Information given:
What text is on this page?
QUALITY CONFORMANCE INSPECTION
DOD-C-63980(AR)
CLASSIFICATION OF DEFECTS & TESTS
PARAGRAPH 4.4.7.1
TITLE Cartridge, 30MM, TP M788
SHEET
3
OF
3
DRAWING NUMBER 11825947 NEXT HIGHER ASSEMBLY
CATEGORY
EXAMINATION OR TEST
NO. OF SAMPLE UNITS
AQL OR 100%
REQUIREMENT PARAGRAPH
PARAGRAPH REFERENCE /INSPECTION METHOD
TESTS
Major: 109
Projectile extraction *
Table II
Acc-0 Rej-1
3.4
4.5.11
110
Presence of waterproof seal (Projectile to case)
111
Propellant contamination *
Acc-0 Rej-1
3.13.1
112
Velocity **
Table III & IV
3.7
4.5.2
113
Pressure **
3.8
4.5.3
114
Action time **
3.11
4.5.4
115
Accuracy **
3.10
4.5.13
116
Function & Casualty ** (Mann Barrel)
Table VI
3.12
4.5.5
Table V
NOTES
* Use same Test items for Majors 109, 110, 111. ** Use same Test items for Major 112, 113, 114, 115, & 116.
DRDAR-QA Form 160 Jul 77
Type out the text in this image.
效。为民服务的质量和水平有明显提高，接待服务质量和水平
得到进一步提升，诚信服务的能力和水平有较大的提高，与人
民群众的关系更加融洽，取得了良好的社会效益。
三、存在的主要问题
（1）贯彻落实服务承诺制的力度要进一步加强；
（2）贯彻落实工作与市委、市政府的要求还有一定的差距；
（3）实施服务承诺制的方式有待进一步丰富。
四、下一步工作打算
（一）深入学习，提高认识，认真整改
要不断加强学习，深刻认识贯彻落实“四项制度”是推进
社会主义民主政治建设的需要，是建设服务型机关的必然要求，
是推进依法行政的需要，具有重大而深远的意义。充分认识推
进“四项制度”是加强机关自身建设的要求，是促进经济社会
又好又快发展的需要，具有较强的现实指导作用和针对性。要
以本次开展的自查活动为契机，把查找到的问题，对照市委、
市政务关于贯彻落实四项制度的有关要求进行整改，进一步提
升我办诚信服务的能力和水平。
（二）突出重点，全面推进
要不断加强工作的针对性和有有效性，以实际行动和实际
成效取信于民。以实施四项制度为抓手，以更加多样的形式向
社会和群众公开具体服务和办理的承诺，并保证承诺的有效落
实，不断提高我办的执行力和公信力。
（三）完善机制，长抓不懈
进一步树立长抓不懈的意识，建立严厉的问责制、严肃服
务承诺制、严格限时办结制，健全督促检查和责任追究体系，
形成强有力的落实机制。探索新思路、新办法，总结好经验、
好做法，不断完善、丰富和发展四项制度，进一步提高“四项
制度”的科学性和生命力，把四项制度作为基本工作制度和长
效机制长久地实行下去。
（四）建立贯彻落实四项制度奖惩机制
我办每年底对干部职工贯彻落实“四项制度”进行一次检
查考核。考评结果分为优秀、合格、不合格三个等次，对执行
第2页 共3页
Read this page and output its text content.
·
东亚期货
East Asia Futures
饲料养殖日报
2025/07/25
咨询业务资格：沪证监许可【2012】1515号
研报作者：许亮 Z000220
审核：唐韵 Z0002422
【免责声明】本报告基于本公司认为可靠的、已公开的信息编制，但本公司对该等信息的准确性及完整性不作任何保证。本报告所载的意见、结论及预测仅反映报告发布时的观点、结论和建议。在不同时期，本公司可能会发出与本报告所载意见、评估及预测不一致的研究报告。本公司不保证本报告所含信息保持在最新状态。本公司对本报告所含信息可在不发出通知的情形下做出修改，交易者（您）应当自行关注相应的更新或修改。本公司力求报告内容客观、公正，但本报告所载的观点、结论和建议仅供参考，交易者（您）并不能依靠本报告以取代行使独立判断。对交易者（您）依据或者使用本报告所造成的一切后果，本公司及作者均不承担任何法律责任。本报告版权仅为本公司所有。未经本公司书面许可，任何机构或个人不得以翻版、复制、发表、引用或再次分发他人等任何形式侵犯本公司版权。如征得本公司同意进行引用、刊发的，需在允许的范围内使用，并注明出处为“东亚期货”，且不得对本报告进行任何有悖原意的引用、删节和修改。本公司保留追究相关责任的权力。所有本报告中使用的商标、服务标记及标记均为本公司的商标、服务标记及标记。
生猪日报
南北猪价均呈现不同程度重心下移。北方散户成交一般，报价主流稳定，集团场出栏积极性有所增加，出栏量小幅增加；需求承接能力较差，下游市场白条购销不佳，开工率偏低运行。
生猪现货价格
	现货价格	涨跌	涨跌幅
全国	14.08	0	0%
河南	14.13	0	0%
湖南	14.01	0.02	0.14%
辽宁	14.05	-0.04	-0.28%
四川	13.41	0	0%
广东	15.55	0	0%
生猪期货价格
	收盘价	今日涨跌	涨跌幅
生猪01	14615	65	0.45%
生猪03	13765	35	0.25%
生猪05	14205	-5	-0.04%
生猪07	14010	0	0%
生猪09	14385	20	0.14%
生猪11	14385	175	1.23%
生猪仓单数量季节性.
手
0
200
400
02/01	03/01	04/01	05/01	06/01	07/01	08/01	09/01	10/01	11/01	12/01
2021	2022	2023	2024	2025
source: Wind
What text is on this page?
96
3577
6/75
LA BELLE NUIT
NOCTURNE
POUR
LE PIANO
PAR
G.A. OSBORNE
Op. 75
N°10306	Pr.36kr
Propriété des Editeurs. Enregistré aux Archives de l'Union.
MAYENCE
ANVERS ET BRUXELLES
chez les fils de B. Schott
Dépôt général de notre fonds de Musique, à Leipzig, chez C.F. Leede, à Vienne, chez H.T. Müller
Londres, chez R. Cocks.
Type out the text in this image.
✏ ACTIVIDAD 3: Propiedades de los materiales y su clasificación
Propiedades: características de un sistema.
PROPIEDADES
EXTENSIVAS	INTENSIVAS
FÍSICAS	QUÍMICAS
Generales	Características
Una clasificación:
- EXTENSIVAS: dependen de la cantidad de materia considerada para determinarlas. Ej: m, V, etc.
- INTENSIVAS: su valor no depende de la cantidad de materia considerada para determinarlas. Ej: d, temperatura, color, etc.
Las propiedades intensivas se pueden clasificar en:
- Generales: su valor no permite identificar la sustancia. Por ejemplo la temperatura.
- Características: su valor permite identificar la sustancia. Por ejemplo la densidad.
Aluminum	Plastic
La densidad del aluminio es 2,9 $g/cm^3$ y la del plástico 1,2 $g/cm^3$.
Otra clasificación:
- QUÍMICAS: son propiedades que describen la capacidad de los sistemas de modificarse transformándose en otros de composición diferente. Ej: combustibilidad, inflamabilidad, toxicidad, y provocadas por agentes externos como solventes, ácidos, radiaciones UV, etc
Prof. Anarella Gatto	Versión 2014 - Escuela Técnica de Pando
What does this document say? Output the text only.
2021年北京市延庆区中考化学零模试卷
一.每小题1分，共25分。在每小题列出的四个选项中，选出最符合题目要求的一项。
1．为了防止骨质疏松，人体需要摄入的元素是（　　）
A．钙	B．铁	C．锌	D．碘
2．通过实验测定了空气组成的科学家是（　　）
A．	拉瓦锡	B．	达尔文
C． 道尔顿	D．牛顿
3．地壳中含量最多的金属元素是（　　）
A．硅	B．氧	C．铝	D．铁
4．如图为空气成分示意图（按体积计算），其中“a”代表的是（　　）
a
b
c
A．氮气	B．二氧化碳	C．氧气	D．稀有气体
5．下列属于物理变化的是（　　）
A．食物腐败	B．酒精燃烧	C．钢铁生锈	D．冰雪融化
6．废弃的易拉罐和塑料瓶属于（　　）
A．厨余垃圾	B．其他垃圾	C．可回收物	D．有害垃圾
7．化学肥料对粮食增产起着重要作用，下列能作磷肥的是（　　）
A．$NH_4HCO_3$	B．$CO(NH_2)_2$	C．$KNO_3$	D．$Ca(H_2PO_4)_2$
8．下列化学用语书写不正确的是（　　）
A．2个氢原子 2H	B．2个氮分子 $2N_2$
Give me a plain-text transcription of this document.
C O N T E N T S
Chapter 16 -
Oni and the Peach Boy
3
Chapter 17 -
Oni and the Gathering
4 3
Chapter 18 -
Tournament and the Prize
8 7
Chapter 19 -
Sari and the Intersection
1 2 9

Exercise instructions: Copy out every line of the listing that contains the string "text".

Answer to this task:
What text is on this page?
Type out the text in this image.
Read this page and output its text content.
What text is on this page?
Type out the text in this image.
What does this document say? Output the text only.
Give me a plain-text transcription of this document.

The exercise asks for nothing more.